## Brief
Wherever the string "Hornelund" appears in a line, extract that line.

## Data shown
# # # # #

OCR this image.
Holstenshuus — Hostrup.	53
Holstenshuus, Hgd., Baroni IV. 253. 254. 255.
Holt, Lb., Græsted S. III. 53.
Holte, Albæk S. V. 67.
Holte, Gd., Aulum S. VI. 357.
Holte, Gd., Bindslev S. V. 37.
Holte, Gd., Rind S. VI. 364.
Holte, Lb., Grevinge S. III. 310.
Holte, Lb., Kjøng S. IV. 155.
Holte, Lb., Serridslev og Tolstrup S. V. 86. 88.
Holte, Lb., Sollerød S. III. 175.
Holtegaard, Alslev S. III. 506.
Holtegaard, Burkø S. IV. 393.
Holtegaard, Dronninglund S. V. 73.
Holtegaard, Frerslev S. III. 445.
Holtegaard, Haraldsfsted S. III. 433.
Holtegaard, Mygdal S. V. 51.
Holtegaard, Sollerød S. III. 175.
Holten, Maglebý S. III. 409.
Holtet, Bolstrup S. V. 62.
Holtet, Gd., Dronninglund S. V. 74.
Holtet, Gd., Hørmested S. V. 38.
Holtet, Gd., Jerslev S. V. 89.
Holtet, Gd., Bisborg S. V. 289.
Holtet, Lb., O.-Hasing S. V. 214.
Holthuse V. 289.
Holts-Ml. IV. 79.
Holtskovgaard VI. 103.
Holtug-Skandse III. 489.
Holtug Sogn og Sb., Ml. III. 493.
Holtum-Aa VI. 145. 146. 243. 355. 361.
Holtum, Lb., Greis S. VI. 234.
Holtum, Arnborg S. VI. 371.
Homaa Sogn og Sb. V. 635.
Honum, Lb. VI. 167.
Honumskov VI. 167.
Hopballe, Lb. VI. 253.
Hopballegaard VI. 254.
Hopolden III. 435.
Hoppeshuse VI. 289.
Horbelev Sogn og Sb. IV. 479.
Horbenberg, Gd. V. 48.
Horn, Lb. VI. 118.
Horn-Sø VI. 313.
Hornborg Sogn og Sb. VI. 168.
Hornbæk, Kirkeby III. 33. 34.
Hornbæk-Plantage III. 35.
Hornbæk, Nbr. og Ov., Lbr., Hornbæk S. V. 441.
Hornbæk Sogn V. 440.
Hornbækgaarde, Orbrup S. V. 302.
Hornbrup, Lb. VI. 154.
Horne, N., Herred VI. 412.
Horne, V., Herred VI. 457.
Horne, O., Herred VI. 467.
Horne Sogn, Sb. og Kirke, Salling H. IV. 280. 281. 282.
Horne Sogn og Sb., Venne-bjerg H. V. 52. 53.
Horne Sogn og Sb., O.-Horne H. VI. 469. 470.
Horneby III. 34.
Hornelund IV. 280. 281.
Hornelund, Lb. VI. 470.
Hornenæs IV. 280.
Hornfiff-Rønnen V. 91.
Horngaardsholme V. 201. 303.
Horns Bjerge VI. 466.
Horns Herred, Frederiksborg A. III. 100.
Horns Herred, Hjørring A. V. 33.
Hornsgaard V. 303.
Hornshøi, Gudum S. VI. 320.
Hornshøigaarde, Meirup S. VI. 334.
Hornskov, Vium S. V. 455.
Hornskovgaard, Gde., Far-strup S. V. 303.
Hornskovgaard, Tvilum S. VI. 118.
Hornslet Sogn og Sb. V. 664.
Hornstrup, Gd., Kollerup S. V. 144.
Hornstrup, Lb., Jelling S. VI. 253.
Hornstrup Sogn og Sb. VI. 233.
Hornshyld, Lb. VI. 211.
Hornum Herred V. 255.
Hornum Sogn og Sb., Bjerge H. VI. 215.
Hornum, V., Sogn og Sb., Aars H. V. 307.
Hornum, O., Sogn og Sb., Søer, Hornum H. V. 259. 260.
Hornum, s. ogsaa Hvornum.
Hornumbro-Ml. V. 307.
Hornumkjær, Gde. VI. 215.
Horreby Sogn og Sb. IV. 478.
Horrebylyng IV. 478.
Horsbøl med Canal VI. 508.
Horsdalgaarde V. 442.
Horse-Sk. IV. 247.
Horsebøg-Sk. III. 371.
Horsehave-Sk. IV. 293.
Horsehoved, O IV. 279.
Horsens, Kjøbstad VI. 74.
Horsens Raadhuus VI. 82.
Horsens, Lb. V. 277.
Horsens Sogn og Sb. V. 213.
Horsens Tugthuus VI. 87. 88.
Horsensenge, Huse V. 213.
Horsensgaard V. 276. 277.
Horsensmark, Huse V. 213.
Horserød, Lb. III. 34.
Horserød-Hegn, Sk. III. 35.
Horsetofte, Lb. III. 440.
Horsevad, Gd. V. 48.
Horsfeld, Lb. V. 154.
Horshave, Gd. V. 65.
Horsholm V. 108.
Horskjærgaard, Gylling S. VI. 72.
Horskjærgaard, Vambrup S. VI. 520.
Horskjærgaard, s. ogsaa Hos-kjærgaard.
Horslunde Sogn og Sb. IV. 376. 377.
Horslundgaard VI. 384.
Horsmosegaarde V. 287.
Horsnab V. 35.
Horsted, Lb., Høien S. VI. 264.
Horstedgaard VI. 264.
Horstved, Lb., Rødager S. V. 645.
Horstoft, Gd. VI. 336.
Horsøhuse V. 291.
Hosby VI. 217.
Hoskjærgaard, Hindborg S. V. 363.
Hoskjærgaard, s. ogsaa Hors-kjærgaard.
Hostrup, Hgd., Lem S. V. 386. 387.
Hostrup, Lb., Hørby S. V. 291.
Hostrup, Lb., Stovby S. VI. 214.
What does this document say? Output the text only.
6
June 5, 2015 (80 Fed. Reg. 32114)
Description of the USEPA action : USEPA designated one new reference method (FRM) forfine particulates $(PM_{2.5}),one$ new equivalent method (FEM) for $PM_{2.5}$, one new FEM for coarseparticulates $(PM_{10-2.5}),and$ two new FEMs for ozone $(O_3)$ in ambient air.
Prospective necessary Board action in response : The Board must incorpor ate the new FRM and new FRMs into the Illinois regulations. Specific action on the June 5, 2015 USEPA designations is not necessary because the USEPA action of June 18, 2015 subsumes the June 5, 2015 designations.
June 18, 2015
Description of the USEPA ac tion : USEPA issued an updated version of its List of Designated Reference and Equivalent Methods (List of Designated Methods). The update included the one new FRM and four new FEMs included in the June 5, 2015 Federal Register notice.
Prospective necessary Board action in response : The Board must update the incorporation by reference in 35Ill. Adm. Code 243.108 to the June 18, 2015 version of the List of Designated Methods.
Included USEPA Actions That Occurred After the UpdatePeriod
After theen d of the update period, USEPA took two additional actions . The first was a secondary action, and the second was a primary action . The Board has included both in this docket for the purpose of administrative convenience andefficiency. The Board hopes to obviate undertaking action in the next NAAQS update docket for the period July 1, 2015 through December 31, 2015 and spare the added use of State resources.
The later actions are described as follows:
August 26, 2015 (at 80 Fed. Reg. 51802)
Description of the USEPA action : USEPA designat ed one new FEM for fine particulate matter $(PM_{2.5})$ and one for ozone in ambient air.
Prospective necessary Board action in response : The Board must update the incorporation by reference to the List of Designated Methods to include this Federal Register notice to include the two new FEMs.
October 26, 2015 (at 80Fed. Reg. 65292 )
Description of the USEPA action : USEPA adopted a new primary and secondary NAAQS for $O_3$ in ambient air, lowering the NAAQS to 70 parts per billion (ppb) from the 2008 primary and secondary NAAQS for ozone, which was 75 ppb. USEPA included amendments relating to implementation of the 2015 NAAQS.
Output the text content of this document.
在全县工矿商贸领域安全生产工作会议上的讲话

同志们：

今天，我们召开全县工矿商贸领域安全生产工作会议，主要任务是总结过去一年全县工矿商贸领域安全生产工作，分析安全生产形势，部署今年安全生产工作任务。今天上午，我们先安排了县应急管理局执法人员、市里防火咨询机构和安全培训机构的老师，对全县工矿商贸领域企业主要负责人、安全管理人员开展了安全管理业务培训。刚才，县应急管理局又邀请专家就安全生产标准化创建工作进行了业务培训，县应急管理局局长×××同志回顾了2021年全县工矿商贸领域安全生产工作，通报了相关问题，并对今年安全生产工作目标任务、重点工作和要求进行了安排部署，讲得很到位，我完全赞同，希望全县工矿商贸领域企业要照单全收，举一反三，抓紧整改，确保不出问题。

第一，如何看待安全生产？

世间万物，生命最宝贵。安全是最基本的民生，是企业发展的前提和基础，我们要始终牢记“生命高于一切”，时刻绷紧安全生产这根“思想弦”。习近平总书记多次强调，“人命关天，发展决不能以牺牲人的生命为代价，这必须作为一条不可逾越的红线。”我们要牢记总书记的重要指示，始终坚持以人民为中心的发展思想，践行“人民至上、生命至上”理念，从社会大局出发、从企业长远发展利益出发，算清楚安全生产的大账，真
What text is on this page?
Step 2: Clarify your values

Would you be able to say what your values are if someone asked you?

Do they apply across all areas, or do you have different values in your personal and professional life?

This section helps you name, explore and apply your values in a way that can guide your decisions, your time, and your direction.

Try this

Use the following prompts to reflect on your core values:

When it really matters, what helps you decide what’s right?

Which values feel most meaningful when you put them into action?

# # # # #

## Task answer
Hornelund IV. 280. 281.
Hornelund, Lb. VI. 470.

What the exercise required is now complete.